ENUNCIADO
Responde con datos del texto sobre la mirada a estas preguntas:
(a) ¿Qué es lo que no puede sofisticar ni modificar la cirugía estética?
(b) ¿Con qué apodo cariñoso se llamaba al hijo?
(c) ¿Qué buscaba el hijo para olisquearlas?

Me gusta mirar al fondo de los ojos.

Los ojos me descubren el interior de las personas.

La mirada no la puede sofisticar ni modificar la cirugía estética, la mirada se transforma y cambia con el  paso de los años, como si en ella estuviesen escritas las vivencias, porque en el fondo de los ojos hay un lago bello y profundo donde nadan los sentimientos, que emergen dibujados en la cambiante paleta del iris.

Tus ojos, hijo mío, eran tan bellos, que cuando naciste el marco que formaban sus pestañas estaban arrugadas por su propia largura, su paleta de color verde era como un inmenso y relajante lago en el que me sumergía encantada. Tus ojos expresaban tanto, pero expresaban algo tan diferente… sus chispas, su brillo… y tú me seguías  a cuatro patas por toda la casa, por eso te apodé cariñosamente gato goloso.

Yo me miraba en el espejo de tus ojos y tú me respondías complacido, pero  poco a poco tus ojos  esquivaron mi mirada, poco a poco dejaste de mirarme, tu mirada se fue trasformando, y aunque tus ojos seguían siendo preciosos me mostraban algo que yo desconocía hasta entonces, tus ojos comenzaron a mirar diferente.

Y dejaste de hablar y de mirar, corrías de una parte a otra y te movías sin prisa pero sin pausa, hacías cosas extrañas moviendo tus manos delante de tus ojos, buscabas plumas para olisquearlas y cantabas canciones sin letra, no seguías los  cánones  de la educación, parecía como si no escucharas nuestras instrucciones. Pero en medio de este caos seguían, inmensos y preciosos, tus ojos verdes y diferentes, pues no sabían mirarme, que miraban luces, colores, pantallas y libros, pero que no buscaban la mirada de los demás.

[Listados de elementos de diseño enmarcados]
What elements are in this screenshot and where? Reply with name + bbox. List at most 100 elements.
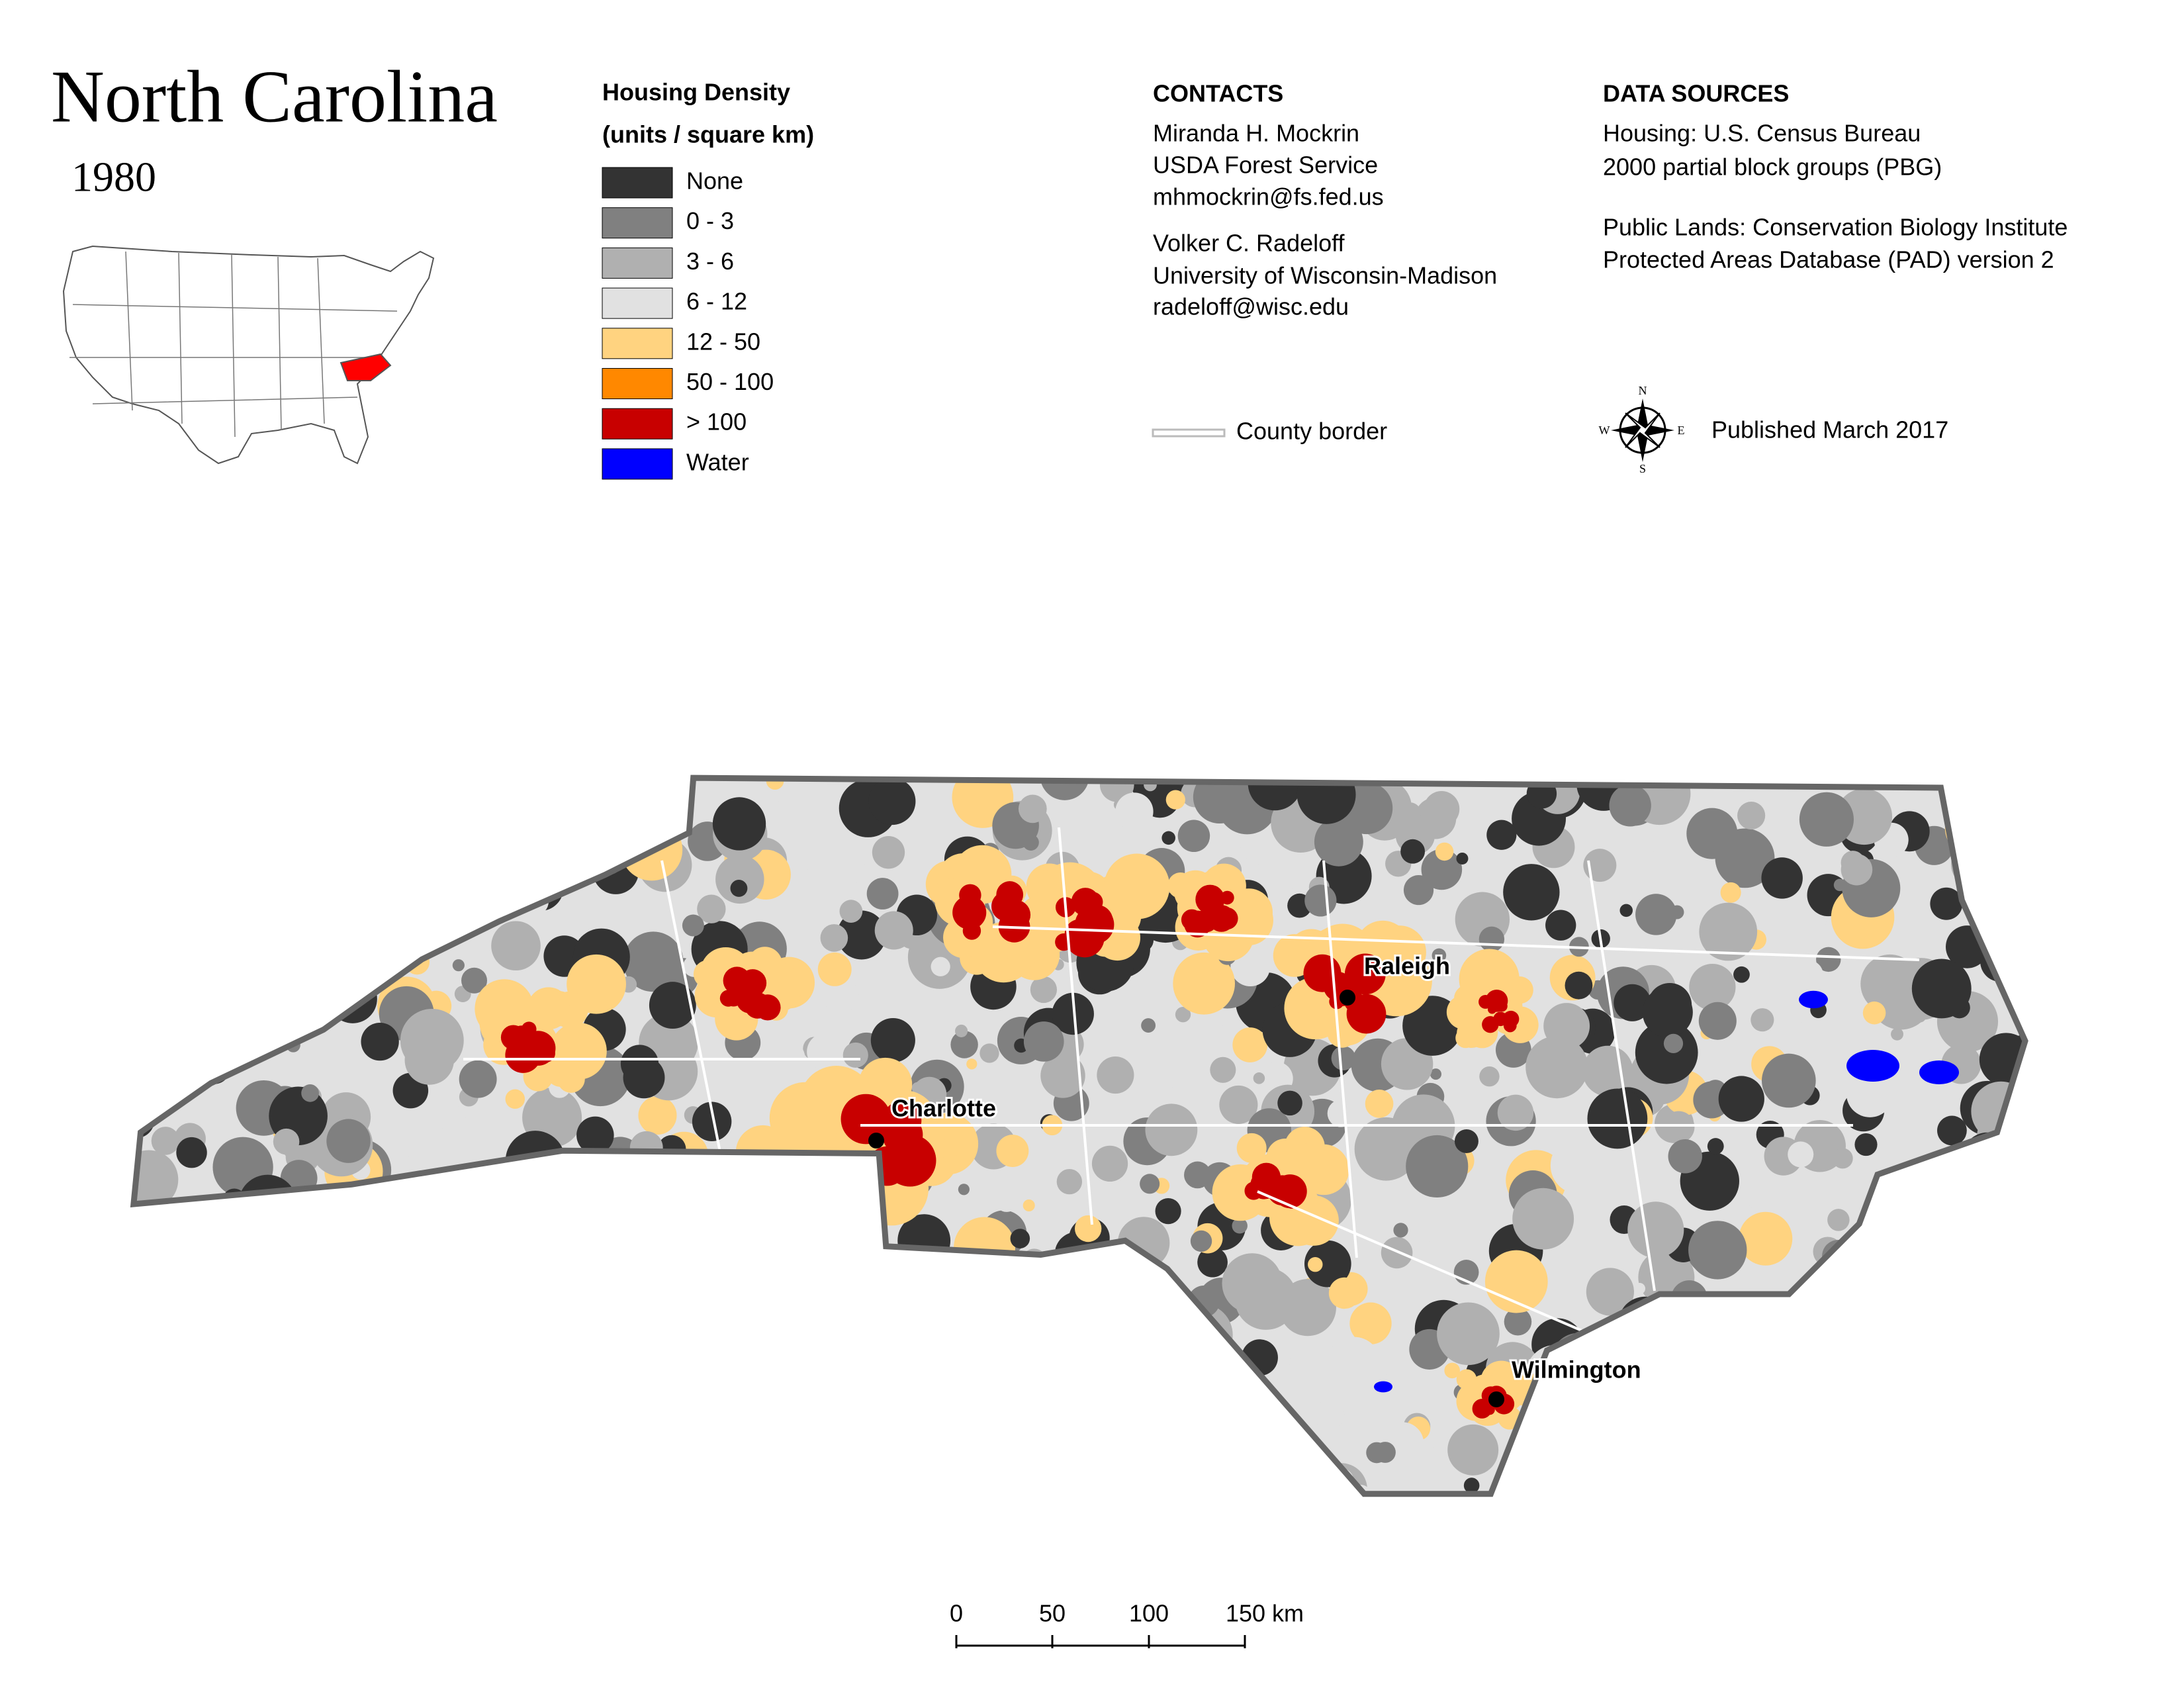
density-patch [328, 1295, 381, 1348]
density-patch [1799, 792, 1854, 847]
density-patch [1010, 1229, 1030, 1248]
density-patch [1093, 1466, 1136, 1494]
density-patch [1191, 1429, 1250, 1489]
density-patch [393, 1321, 447, 1376]
density-patch [1161, 831, 1175, 845]
density-patch [1670, 1391, 1715, 1436]
density-patch [505, 1319, 562, 1377]
density-patch [461, 967, 488, 994]
density-patch [1891, 1027, 1903, 1041]
density-patch [1083, 892, 1103, 912]
density-patch [837, 910, 886, 960]
density-patch [1472, 1399, 1492, 1419]
density-patch [236, 1456, 250, 1470]
density-patch [862, 1334, 901, 1373]
density-patch [446, 1243, 482, 1280]
contact-name: Miranda H. Mockrin [1153, 120, 1359, 147]
density-patch [1135, 1030, 1194, 1089]
density-patch [238, 1312, 260, 1334]
density-patch [1962, 1223, 1977, 1239]
density-patch [1958, 1336, 1991, 1368]
density-patch [189, 1291, 248, 1349]
density-patch [1344, 953, 1386, 995]
density-patch [775, 1042, 805, 1072]
density-patch [1958, 844, 2001, 886]
density-patch [518, 1299, 531, 1312]
density-patch [304, 838, 354, 888]
density-patch [655, 1409, 701, 1455]
density-patch [1193, 778, 1246, 824]
density-patch [1409, 1495, 1424, 1509]
density-patch [430, 1472, 468, 1494]
density-patch [976, 1378, 1037, 1439]
density-patch [1297, 778, 1356, 824]
density-patch [387, 1254, 404, 1271]
density-patch [283, 1288, 334, 1340]
density-patch [540, 1413, 556, 1429]
density-patch [1543, 1003, 1590, 1049]
density-patch [1929, 1370, 1974, 1415]
density-patch [1327, 1100, 1355, 1127]
density-patch [1220, 890, 1234, 905]
density-patch [330, 1378, 379, 1428]
density-patch [815, 1170, 868, 1224]
density-patch [1109, 861, 1153, 905]
density-patch [1839, 1280, 1856, 1297]
density-patch [1989, 916, 2025, 959]
density-patch [1503, 864, 1560, 921]
density-patch [587, 1442, 649, 1494]
density-patch [1542, 1399, 1580, 1438]
legend-label: 0 - 3 [686, 207, 734, 234]
density-patch [918, 1445, 952, 1479]
density-patch [631, 1204, 671, 1244]
density-patch [604, 1247, 645, 1288]
contact-org: University of Wisconsin-Madison [1153, 262, 1497, 289]
density-patch [1956, 1358, 1994, 1395]
density-patch [1144, 1289, 1165, 1310]
density-patch [1058, 1466, 1117, 1494]
density-patch [1944, 1396, 1956, 1409]
density-patch [474, 1165, 521, 1212]
density-patch [1803, 1451, 1850, 1494]
density-patch [1482, 1016, 1499, 1033]
density-patch [837, 1382, 887, 1432]
density-patch [1846, 1070, 1894, 1117]
scale-label: 0 [950, 1600, 963, 1627]
density-patch [1354, 1117, 1418, 1181]
density-patch [263, 1264, 304, 1305]
density-patch [448, 1415, 475, 1442]
density-patch [2033, 912, 2057, 935]
density-patch [996, 881, 1024, 908]
water-body [1919, 1060, 1959, 1084]
density-patch [1375, 1442, 1396, 1463]
density-patch [834, 1395, 848, 1410]
contacts-heading: CONTACTS [1153, 80, 1283, 107]
density-patch [1960, 1213, 2008, 1262]
density-patch [1304, 884, 1337, 917]
density-patch [839, 900, 863, 923]
county-border-symbol [1152, 428, 1226, 438]
density-patch [326, 1119, 371, 1163]
density-patch [637, 1333, 676, 1372]
density-patch [931, 1283, 987, 1339]
density-patch [330, 854, 394, 918]
density-patch [302, 1310, 316, 1325]
density-patch [410, 1209, 443, 1241]
density-patch [653, 1275, 708, 1331]
density-patch [549, 1022, 607, 1080]
density-patch [296, 1018, 312, 1034]
density-patch [1454, 1129, 1479, 1153]
density-patch [2001, 1448, 2025, 1494]
density-patch [1030, 976, 1058, 1004]
density-patch [314, 1208, 345, 1240]
density-patch [133, 794, 163, 845]
density-patch [1871, 1338, 1915, 1383]
source-line: Protected Areas Database (PAD) version 2 [1603, 246, 2054, 273]
density-patch [1403, 875, 1434, 906]
density-patch [1570, 1474, 1620, 1494]
density-patch [1551, 1377, 1591, 1417]
density-patch [1525, 1035, 1588, 1099]
source-line: Housing: U.S. Census Bureau [1603, 120, 1921, 147]
density-patch [942, 1383, 997, 1438]
density-patch [872, 836, 905, 869]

RESULTADO
(a) La mirada.
(b) Gato goloso.
(c) Plumas.